### TASK TO CARRY OUT
In how many lines does the string "title" appear? Answer with the number only.

────────────────

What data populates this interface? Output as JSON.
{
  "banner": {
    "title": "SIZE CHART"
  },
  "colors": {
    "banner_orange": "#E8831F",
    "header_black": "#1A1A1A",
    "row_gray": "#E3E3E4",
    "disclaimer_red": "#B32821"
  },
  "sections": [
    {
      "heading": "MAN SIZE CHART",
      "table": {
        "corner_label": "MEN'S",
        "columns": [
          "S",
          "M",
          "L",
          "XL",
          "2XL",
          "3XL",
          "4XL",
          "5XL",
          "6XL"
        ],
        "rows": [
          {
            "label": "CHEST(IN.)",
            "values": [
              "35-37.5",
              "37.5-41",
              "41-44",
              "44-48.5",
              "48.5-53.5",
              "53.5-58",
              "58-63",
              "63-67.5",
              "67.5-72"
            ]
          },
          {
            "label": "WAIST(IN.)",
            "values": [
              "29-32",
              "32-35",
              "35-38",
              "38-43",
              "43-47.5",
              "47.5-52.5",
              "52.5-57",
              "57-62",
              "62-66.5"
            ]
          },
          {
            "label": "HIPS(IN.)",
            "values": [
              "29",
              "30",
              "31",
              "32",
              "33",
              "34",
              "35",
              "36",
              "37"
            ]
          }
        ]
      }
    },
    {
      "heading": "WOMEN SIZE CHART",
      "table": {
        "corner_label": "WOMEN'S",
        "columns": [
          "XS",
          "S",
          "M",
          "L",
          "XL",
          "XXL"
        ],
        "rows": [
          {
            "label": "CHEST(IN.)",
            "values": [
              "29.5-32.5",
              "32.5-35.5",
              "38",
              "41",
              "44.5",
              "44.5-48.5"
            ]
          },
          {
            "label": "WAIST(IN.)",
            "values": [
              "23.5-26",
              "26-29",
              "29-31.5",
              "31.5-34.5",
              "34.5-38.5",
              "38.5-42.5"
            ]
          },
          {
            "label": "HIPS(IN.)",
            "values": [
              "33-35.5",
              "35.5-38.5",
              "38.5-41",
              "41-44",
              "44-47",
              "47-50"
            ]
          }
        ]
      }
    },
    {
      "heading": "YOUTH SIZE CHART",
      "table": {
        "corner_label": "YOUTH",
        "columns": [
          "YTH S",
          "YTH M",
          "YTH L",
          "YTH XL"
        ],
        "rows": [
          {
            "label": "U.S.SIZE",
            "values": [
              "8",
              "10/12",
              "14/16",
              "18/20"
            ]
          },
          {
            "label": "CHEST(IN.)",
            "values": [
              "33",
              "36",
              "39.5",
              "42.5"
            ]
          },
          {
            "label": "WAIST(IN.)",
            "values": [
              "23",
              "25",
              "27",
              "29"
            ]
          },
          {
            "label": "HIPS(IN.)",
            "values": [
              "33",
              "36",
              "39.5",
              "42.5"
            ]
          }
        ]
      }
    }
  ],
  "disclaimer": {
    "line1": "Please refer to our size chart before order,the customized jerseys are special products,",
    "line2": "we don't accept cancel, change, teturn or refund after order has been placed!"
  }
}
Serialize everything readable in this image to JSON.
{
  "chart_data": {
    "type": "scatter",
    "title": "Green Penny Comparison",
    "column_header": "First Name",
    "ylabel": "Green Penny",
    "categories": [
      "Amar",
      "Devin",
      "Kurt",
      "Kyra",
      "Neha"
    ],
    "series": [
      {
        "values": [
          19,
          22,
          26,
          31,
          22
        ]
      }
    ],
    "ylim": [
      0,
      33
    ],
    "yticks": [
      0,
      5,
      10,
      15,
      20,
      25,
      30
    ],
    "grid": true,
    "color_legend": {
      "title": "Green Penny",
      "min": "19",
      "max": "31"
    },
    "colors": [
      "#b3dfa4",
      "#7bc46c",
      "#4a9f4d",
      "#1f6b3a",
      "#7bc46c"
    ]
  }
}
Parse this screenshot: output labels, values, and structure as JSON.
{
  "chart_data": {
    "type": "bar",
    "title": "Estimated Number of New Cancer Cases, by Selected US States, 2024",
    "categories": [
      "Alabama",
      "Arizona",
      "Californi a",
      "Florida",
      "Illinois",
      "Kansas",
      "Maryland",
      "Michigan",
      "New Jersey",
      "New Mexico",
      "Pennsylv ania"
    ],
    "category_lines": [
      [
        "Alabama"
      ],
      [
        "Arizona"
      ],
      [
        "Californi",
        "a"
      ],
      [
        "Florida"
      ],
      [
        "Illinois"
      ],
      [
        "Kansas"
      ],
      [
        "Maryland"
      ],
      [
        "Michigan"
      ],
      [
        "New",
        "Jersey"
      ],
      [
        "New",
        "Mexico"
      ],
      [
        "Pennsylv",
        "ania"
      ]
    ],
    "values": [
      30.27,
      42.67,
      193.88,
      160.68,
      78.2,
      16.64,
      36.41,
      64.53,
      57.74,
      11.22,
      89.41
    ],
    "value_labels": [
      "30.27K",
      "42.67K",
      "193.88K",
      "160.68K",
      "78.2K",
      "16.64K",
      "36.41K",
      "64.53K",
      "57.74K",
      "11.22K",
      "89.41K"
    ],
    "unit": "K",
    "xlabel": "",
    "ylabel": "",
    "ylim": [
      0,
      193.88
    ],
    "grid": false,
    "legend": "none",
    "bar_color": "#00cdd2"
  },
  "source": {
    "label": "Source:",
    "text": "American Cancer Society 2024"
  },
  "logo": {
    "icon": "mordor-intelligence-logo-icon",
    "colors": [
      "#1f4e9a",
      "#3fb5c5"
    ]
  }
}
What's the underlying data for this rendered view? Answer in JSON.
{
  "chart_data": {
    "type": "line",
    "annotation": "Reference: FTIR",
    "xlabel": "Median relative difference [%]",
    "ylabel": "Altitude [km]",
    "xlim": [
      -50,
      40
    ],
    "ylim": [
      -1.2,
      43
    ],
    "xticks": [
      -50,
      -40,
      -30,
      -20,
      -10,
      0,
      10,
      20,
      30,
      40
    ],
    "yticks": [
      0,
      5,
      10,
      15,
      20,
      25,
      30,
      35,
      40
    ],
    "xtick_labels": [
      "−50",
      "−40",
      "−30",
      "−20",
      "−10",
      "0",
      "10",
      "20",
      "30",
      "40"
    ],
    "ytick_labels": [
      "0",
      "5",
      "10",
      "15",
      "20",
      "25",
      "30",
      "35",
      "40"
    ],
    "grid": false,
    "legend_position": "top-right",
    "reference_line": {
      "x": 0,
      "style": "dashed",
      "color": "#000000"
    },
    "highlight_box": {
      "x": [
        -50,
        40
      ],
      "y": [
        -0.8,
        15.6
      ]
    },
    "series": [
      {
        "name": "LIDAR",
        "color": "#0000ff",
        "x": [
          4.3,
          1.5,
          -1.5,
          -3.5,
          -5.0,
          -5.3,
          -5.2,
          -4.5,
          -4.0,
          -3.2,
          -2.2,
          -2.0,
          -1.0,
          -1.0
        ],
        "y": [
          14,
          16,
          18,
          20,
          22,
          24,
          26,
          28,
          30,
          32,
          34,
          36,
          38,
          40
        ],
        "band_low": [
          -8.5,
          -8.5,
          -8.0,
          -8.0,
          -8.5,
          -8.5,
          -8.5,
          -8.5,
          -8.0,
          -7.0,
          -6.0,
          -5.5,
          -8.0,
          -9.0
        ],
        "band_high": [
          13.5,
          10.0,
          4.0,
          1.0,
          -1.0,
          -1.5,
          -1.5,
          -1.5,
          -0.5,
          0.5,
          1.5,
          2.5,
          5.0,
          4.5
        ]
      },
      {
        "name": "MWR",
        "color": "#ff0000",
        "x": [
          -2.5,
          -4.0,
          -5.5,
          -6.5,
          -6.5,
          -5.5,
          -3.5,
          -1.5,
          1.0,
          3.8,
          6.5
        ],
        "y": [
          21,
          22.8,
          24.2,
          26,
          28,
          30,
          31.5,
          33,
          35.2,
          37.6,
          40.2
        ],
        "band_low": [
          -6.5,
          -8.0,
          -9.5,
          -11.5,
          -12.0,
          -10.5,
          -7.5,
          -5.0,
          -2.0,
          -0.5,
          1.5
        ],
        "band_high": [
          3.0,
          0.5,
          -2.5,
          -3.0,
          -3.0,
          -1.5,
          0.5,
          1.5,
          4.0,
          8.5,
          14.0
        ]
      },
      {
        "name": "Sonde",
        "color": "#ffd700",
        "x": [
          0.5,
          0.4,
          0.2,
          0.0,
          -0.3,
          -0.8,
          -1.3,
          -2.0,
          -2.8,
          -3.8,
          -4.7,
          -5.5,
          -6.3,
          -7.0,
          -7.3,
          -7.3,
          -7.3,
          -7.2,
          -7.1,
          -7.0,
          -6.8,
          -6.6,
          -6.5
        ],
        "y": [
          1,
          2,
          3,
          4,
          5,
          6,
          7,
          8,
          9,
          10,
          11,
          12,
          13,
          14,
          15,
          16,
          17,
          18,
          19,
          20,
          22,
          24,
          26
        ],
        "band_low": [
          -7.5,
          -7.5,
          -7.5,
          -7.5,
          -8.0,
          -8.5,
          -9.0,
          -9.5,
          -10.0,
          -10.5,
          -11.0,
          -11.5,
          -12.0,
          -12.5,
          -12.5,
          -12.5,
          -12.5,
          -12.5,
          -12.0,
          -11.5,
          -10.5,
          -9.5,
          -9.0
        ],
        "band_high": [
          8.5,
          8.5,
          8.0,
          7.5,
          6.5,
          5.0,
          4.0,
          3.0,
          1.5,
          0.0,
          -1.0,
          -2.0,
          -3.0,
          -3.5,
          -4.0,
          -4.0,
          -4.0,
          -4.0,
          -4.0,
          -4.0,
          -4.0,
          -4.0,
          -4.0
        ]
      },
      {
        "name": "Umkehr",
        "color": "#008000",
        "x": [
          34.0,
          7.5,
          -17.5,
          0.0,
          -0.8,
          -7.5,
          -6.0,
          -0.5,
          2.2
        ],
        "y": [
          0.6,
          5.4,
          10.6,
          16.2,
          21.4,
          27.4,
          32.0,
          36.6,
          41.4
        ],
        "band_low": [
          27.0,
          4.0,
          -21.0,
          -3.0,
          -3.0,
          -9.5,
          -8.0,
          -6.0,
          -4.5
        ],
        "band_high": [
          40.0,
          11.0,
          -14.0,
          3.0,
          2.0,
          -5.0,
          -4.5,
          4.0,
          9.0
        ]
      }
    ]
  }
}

────────────────

### RESULT BELOW
4